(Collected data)
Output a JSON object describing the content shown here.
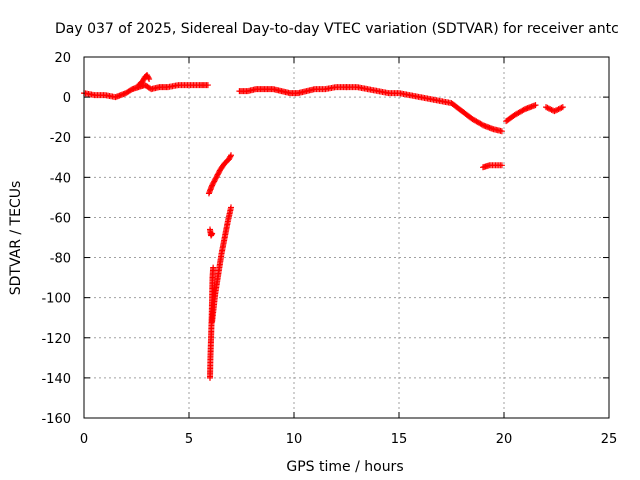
{
  "chart_data": {
    "type": "scatter",
    "title": "Day 037 of 2025, Sidereal Day-to-day VTEC variation (SDTVAR) for receiver antc",
    "xlabel": "GPS time / hours",
    "ylabel": "SDTVAR / TECUs",
    "xlim": [
      0,
      25
    ],
    "ylim": [
      -160,
      20
    ],
    "xticks": [
      0,
      5,
      10,
      15,
      20,
      25
    ],
    "yticks": [
      20,
      0,
      -20,
      -40,
      -60,
      -80,
      -100,
      -120,
      -140,
      -160
    ],
    "grid": true,
    "marker": "+",
    "color": "#ff0000",
    "series": [
      {
        "name": "SDTVAR",
        "segments": [
          {
            "x": [
              0,
              0.5,
              1.0,
              1.5,
              2.0,
              2.3,
              2.6,
              2.9,
              3.2,
              3.6,
              4.0,
              4.5,
              5.0,
              5.5,
              5.9
            ],
            "y": [
              2,
              1,
              1,
              0,
              2,
              4,
              5,
              6,
              4,
              5,
              5,
              6,
              6,
              6,
              6
            ]
          },
          {
            "x": [
              2.6,
              2.8,
              2.9,
              3.0,
              3.1
            ],
            "y": [
              6,
              8,
              10,
              11,
              9
            ]
          },
          {
            "x": [
              7.4,
              7.8,
              8.2,
              8.6,
              9.0,
              9.4,
              9.8,
              10.2,
              10.6,
              11.0,
              11.5,
              12.0,
              12.5
            ],
            "y": [
              3,
              3,
              4,
              4,
              4,
              3,
              2,
              2,
              3,
              4,
              4,
              5,
              5
            ]
          },
          {
            "x": [
              12.5,
              13.0,
              13.5,
              14.0,
              14.5,
              15.0,
              15.5,
              16.0,
              16.5,
              17.0,
              17.5,
              18.0,
              18.5,
              19.0,
              19.5,
              19.9
            ],
            "y": [
              5,
              5,
              4,
              3,
              2,
              2,
              1,
              0,
              -1,
              -2,
              -3,
              -7,
              -11,
              -14,
              -16,
              -17
            ]
          },
          {
            "x": [
              20.1,
              20.5,
              21.0,
              21.5
            ],
            "y": [
              -12,
              -9,
              -6,
              -4
            ]
          },
          {
            "x": [
              22.0,
              22.2,
              22.4,
              22.6,
              22.8
            ],
            "y": [
              -5,
              -6,
              -7,
              -6,
              -5
            ]
          },
          {
            "x": [
              19.0,
              19.3,
              19.6,
              19.9
            ],
            "y": [
              -35,
              -34,
              -34,
              -34
            ]
          },
          {
            "x": [
              5.95,
              6.1,
              6.3,
              6.5,
              6.7,
              6.9,
              7.0
            ],
            "y": [
              -48,
              -44,
              -40,
              -36,
              -33,
              -31,
              -29
            ]
          },
          {
            "x": [
              6.0,
              6.05,
              6.1
            ],
            "y": [
              -66,
              -69,
              -68
            ]
          },
          {
            "x": [
              6.0,
              6.02,
              6.05,
              6.08,
              6.1,
              6.12,
              6.15
            ],
            "y": [
              -140,
              -130,
              -120,
              -110,
              -100,
              -90,
              -85
            ]
          },
          {
            "x": [
              6.1,
              6.25,
              6.4,
              6.55,
              6.7,
              6.85,
              7.0
            ],
            "y": [
              -112,
              -98,
              -88,
              -78,
              -70,
              -62,
              -55
            ]
          }
        ]
      }
    ]
  }
}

Written exercise: Find all the lines containing "SDTVAR" in the material, then copy them.

The result:
    "title": "Day 037 of 2025, Sidereal Day-to-day VTEC variation (SDTVAR) for receiver antc",
    "ylabel": "SDTVAR / TECUs",
        "name": "SDTVAR",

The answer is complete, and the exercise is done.